(The records):
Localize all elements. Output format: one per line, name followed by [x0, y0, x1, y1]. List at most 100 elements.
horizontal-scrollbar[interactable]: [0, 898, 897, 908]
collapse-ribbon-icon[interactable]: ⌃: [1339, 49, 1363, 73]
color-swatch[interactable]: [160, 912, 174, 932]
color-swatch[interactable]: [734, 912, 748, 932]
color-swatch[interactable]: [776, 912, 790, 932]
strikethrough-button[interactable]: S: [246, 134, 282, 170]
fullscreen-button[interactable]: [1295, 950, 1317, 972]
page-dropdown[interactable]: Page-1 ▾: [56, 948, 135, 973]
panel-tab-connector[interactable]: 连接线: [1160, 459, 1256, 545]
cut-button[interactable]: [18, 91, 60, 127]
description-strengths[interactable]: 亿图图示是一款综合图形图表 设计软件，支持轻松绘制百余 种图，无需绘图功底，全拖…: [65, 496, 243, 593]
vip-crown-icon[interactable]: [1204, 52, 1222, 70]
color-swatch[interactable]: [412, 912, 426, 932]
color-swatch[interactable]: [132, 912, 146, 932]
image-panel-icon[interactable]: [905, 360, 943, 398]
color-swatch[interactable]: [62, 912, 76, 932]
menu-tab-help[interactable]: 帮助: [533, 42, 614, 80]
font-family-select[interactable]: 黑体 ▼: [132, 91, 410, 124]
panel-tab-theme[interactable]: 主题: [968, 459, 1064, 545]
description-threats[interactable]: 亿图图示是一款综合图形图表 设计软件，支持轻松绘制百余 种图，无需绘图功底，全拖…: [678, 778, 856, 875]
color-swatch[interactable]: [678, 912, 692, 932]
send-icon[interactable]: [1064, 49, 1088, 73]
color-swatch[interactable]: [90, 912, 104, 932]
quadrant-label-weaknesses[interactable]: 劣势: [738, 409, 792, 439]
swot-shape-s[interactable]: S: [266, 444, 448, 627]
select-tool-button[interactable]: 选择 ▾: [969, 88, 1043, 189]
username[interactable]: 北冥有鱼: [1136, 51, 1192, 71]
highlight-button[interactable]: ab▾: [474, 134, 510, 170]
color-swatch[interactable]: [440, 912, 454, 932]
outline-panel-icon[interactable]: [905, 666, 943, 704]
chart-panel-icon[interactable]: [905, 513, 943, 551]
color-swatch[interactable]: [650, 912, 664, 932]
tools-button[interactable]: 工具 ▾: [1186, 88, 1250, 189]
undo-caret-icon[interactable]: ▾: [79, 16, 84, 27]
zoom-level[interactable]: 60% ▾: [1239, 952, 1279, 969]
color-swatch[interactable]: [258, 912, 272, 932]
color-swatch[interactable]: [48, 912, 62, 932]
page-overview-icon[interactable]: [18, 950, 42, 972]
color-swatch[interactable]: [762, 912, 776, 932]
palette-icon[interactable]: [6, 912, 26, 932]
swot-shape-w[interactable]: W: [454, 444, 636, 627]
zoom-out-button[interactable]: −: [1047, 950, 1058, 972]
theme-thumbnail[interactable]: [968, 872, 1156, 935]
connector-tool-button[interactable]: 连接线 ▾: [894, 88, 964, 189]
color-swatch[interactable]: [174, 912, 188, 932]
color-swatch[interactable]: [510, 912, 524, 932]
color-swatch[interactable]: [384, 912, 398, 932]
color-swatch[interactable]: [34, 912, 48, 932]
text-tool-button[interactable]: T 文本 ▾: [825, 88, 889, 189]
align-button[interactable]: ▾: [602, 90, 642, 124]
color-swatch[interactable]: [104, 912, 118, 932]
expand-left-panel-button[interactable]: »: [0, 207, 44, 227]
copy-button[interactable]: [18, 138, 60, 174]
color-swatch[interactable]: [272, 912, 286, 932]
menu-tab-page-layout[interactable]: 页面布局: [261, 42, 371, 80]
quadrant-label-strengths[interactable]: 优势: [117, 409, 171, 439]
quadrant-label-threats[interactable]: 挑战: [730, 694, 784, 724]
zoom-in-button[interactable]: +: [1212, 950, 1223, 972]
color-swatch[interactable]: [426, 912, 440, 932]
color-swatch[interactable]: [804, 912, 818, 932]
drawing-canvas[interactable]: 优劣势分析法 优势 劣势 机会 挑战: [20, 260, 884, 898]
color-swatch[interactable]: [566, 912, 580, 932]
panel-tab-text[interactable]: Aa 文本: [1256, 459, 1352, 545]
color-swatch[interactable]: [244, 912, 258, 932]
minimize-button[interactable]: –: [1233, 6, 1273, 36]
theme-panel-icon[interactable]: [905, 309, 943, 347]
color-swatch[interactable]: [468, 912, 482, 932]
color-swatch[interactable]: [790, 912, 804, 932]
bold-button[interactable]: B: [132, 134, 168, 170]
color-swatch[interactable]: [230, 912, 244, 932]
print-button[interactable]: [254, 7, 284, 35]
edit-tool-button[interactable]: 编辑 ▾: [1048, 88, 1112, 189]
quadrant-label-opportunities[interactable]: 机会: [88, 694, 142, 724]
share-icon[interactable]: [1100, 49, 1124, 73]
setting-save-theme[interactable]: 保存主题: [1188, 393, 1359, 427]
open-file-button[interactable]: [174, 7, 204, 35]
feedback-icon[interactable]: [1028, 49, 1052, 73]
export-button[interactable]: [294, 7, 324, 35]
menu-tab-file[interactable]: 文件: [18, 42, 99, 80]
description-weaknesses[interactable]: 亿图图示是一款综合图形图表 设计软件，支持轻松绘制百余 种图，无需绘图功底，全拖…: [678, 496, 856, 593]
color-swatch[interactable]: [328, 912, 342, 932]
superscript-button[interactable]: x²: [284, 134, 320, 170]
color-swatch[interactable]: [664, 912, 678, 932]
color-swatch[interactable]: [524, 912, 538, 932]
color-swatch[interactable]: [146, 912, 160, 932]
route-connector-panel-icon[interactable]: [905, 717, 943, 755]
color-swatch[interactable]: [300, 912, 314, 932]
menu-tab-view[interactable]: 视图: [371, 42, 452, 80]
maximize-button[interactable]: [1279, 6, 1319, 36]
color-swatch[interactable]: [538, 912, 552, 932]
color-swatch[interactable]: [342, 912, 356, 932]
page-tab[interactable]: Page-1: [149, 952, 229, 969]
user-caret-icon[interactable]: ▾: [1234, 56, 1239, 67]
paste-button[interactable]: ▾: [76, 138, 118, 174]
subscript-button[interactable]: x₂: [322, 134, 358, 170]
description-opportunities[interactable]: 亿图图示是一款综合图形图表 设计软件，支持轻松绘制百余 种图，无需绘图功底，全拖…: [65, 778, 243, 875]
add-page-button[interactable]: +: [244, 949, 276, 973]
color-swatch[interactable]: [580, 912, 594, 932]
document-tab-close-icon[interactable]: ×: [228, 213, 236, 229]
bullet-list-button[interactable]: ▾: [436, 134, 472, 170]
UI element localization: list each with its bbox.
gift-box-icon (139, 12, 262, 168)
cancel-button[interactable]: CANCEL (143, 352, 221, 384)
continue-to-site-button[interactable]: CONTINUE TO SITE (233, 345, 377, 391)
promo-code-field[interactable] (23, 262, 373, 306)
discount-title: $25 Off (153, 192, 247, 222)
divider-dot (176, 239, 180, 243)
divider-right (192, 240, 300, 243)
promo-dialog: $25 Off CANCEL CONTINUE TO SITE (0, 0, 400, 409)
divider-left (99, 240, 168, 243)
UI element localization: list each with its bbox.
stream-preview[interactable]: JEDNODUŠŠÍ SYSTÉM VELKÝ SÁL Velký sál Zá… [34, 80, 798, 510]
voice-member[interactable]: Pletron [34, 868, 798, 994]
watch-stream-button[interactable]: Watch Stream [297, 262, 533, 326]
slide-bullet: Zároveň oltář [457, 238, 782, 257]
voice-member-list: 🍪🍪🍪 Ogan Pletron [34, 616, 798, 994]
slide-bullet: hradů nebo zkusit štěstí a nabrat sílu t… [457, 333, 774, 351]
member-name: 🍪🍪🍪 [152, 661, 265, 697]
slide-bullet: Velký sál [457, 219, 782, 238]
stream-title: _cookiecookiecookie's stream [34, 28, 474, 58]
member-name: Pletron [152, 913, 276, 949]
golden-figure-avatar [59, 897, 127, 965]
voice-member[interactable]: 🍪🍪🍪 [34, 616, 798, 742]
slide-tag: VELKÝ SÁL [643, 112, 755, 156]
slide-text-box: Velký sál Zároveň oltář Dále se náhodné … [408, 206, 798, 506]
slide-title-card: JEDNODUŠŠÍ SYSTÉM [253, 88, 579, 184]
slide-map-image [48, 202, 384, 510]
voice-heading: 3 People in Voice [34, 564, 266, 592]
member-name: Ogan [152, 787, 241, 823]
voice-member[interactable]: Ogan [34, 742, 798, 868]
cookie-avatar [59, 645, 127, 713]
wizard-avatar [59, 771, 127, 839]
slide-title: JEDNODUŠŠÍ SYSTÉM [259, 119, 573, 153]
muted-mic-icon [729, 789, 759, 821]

(Goal):
Copy the items exactly as they appear, from the first line through the line that contains "color-swatch[interactable]: [132, 912, 146, 932]", including both of those lines.

(Result below):
Localize all elements. Output format: one per line, name followed by [x0, y0, x1, y1]. List at most 100 elements.
horizontal-scrollbar[interactable]: [0, 898, 897, 908]
collapse-ribbon-icon[interactable]: ⌃: [1339, 49, 1363, 73]
color-swatch[interactable]: [160, 912, 174, 932]
color-swatch[interactable]: [734, 912, 748, 932]
color-swatch[interactable]: [776, 912, 790, 932]
strikethrough-button[interactable]: S: [246, 134, 282, 170]
fullscreen-button[interactable]: [1295, 950, 1317, 972]
page-dropdown[interactable]: Page-1 ▾: [56, 948, 135, 973]
panel-tab-connector[interactable]: 连接线: [1160, 459, 1256, 545]
cut-button[interactable]: [18, 91, 60, 127]
description-strengths[interactable]: 亿图图示是一款综合图形图表 设计软件，支持轻松绘制百余 种图，无需绘图功底，全拖…: [65, 496, 243, 593]
vip-crown-icon[interactable]: [1204, 52, 1222, 70]
color-swatch[interactable]: [412, 912, 426, 932]
color-swatch[interactable]: [132, 912, 146, 932]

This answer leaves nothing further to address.